===== EXTRACTED ENTRIES =====

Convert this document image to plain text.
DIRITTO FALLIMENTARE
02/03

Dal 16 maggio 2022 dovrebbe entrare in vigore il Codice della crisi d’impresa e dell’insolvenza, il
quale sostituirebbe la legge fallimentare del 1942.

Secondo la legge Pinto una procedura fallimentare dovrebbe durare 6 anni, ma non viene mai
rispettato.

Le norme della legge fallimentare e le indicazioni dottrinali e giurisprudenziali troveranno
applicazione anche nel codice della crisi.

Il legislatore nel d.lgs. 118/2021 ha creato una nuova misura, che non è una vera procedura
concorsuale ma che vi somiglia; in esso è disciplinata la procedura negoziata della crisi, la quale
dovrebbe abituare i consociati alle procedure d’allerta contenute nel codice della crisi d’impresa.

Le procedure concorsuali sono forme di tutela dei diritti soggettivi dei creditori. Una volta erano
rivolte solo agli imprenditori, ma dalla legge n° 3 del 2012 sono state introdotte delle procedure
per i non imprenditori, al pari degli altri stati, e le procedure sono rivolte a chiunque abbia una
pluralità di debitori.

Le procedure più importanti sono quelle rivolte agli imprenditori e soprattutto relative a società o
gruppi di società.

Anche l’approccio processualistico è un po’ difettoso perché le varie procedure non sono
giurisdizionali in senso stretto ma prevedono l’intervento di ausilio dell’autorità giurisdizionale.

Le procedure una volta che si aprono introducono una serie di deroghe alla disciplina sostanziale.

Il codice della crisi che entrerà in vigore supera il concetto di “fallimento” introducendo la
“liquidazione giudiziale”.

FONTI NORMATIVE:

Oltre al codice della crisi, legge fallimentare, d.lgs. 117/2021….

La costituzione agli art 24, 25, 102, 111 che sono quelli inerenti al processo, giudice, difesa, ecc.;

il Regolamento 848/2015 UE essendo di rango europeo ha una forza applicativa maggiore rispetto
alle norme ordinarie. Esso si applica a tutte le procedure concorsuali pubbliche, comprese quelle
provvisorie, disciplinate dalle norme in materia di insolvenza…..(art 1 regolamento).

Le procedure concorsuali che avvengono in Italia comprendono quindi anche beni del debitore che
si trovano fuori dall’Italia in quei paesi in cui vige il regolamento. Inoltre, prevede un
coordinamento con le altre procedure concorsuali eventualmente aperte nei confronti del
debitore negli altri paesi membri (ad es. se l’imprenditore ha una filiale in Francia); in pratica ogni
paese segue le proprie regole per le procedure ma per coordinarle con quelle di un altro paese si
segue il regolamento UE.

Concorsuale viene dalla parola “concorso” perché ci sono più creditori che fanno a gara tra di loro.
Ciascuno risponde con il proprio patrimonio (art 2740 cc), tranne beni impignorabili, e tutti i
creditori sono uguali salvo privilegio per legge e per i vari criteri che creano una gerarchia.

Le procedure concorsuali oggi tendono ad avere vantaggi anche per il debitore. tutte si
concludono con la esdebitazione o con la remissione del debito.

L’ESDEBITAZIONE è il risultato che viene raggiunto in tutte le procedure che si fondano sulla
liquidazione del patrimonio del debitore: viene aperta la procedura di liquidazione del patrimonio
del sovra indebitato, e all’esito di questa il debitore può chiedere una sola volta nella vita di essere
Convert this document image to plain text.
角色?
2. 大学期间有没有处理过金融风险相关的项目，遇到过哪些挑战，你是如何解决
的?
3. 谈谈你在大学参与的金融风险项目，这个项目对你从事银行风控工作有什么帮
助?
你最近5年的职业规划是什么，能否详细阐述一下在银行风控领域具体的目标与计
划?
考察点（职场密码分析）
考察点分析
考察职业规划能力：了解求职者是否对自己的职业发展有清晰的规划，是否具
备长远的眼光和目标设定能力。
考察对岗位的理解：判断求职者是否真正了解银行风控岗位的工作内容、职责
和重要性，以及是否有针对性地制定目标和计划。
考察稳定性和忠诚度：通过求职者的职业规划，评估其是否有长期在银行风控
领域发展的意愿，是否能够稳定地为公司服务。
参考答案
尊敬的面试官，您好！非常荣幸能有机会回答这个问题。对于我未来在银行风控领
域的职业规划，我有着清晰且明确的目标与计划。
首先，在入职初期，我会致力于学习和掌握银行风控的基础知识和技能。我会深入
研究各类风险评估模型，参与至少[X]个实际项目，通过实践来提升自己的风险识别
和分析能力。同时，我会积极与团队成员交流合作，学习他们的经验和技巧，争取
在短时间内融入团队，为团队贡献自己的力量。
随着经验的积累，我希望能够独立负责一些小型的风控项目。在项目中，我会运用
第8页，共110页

=====

State how many lines include the string "dalla", and nothing more.

2